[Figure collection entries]
-- BEGIN --
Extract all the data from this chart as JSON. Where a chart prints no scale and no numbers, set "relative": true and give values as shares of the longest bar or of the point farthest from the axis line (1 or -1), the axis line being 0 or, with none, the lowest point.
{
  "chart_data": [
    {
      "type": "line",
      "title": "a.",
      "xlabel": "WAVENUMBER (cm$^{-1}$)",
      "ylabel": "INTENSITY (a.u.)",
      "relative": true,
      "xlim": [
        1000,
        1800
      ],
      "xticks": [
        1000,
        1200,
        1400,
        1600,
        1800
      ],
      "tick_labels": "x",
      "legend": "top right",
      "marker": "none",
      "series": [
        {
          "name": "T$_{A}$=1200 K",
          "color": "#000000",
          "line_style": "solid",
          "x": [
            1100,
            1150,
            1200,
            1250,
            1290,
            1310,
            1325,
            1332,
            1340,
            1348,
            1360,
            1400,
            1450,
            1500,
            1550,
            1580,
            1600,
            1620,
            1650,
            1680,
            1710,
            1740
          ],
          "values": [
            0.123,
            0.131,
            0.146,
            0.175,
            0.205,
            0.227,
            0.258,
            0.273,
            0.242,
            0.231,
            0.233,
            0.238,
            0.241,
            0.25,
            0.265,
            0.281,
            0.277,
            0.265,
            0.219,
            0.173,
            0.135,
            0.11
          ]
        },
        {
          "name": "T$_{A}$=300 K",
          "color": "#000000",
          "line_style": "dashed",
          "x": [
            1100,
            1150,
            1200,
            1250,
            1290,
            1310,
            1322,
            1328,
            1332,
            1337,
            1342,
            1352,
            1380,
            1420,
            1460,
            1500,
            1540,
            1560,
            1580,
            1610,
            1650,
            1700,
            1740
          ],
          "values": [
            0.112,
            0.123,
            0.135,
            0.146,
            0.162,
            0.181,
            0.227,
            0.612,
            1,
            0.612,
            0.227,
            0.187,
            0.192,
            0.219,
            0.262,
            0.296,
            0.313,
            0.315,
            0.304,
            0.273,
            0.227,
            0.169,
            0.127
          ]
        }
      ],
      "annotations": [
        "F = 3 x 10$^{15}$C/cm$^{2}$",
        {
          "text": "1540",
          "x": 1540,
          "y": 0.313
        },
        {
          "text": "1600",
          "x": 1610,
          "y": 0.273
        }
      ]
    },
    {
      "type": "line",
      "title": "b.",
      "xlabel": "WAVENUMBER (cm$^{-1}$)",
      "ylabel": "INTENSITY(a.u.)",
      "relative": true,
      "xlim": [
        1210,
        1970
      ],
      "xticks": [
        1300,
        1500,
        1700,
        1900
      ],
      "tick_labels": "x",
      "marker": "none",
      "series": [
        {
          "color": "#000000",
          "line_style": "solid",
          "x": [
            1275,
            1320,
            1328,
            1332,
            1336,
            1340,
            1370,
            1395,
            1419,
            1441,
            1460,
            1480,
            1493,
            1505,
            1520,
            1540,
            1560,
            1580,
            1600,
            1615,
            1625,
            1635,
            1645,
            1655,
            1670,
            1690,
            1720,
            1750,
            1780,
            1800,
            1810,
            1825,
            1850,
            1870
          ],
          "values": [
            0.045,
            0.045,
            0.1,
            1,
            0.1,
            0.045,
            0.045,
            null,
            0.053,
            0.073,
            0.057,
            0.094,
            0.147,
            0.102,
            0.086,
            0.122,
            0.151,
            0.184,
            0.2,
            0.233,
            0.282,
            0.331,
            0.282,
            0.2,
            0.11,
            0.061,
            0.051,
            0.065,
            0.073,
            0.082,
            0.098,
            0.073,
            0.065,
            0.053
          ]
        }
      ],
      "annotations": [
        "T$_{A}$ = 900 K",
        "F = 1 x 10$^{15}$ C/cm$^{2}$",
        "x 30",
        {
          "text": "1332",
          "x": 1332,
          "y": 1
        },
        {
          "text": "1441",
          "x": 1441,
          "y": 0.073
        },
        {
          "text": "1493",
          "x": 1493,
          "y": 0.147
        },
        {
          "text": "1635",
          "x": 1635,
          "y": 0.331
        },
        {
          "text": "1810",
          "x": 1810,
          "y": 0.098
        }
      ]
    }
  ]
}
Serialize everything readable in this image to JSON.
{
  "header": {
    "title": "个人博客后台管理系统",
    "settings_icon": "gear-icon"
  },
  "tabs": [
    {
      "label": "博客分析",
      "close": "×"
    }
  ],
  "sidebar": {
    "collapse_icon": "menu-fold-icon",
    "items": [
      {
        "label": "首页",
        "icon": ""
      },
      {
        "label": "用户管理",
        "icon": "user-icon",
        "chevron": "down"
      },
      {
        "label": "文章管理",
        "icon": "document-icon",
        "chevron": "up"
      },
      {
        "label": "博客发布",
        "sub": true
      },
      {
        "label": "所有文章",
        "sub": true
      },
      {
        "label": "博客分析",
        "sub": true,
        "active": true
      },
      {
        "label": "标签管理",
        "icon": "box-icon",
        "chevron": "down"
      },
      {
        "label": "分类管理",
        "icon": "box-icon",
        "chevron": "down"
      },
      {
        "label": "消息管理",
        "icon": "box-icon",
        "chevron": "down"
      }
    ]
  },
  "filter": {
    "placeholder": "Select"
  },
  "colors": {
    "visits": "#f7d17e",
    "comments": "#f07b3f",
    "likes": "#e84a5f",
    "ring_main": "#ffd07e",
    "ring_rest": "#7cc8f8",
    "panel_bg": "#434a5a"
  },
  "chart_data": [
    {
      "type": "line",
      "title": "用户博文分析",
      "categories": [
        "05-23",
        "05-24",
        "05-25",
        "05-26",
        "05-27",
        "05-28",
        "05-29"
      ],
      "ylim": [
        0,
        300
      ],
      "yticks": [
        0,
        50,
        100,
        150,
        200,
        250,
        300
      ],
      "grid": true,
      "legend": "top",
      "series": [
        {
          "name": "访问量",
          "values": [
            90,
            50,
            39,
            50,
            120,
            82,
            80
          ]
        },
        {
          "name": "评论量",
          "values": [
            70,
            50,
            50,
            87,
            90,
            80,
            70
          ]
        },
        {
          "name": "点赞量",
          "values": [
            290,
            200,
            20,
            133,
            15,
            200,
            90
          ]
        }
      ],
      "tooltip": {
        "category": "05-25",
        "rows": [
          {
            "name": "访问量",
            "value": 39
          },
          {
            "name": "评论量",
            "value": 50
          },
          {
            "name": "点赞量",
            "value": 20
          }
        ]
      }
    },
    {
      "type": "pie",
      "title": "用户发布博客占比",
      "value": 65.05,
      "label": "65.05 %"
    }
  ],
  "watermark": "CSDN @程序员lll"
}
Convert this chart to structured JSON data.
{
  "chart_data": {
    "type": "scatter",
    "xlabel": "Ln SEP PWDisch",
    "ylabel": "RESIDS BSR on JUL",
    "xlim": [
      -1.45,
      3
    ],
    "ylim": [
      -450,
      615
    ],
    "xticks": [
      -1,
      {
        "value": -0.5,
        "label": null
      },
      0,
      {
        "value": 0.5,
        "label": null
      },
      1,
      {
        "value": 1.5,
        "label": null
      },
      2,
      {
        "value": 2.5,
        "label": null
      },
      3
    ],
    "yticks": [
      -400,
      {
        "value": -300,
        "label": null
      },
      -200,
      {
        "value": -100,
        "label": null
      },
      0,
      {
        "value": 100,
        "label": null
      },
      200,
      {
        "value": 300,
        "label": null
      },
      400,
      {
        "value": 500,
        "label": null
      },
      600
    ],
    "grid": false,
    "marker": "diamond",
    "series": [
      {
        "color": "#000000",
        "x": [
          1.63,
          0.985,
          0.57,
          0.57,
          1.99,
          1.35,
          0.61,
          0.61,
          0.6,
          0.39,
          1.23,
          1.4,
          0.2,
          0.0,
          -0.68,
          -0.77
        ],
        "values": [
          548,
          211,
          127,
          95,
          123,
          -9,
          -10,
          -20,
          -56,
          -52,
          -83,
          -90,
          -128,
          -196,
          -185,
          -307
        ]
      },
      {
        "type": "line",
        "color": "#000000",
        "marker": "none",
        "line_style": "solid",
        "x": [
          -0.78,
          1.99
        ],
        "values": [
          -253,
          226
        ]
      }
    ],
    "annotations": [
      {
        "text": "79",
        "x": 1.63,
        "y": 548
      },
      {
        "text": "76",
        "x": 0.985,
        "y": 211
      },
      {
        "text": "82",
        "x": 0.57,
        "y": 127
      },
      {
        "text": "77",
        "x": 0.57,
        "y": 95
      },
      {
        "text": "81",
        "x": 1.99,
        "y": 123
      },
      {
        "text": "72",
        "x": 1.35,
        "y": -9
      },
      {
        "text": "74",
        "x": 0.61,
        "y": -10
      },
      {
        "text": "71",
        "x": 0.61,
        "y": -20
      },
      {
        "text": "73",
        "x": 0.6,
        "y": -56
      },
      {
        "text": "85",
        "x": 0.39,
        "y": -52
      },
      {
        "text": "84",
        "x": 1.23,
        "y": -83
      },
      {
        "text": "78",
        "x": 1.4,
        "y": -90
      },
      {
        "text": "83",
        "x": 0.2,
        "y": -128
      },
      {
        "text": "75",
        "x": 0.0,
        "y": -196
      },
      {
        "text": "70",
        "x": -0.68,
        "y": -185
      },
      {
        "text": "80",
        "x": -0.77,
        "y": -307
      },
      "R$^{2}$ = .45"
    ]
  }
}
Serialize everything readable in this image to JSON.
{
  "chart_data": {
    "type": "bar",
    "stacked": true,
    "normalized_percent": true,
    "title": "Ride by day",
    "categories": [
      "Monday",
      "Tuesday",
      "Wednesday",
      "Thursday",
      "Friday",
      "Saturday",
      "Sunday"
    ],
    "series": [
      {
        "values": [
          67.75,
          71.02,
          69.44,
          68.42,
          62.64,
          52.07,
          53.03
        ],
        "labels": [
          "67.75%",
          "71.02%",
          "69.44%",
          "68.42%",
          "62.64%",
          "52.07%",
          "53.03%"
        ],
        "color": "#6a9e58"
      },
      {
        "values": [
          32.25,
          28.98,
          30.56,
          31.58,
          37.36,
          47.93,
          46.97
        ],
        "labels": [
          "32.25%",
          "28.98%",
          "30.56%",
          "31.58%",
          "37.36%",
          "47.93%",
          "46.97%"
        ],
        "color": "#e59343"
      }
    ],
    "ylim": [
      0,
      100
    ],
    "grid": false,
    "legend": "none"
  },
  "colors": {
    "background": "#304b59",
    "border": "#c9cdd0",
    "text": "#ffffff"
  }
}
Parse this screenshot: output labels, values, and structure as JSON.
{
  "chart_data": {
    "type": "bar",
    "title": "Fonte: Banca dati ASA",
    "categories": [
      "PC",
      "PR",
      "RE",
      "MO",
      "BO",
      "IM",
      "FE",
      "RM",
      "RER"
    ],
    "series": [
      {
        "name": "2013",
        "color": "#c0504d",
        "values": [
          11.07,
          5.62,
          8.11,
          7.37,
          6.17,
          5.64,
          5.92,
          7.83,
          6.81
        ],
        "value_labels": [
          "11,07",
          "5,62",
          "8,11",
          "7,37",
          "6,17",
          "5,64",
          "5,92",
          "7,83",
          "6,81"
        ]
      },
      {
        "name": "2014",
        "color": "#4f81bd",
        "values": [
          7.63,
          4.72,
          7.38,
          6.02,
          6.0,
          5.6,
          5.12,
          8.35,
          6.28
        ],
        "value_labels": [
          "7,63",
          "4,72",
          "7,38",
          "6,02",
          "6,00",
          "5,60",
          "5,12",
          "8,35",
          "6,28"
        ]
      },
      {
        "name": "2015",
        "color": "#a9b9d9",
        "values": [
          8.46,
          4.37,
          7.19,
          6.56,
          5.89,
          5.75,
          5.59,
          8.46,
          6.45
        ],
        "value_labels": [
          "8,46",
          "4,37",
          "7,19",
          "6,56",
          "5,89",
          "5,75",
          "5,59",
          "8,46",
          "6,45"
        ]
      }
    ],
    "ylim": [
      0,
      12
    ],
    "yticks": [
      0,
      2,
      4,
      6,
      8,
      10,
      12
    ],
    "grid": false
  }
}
-- END --
[What is needed] Each line containing the word "grid" counts once; report the total alone.

[Full output] 4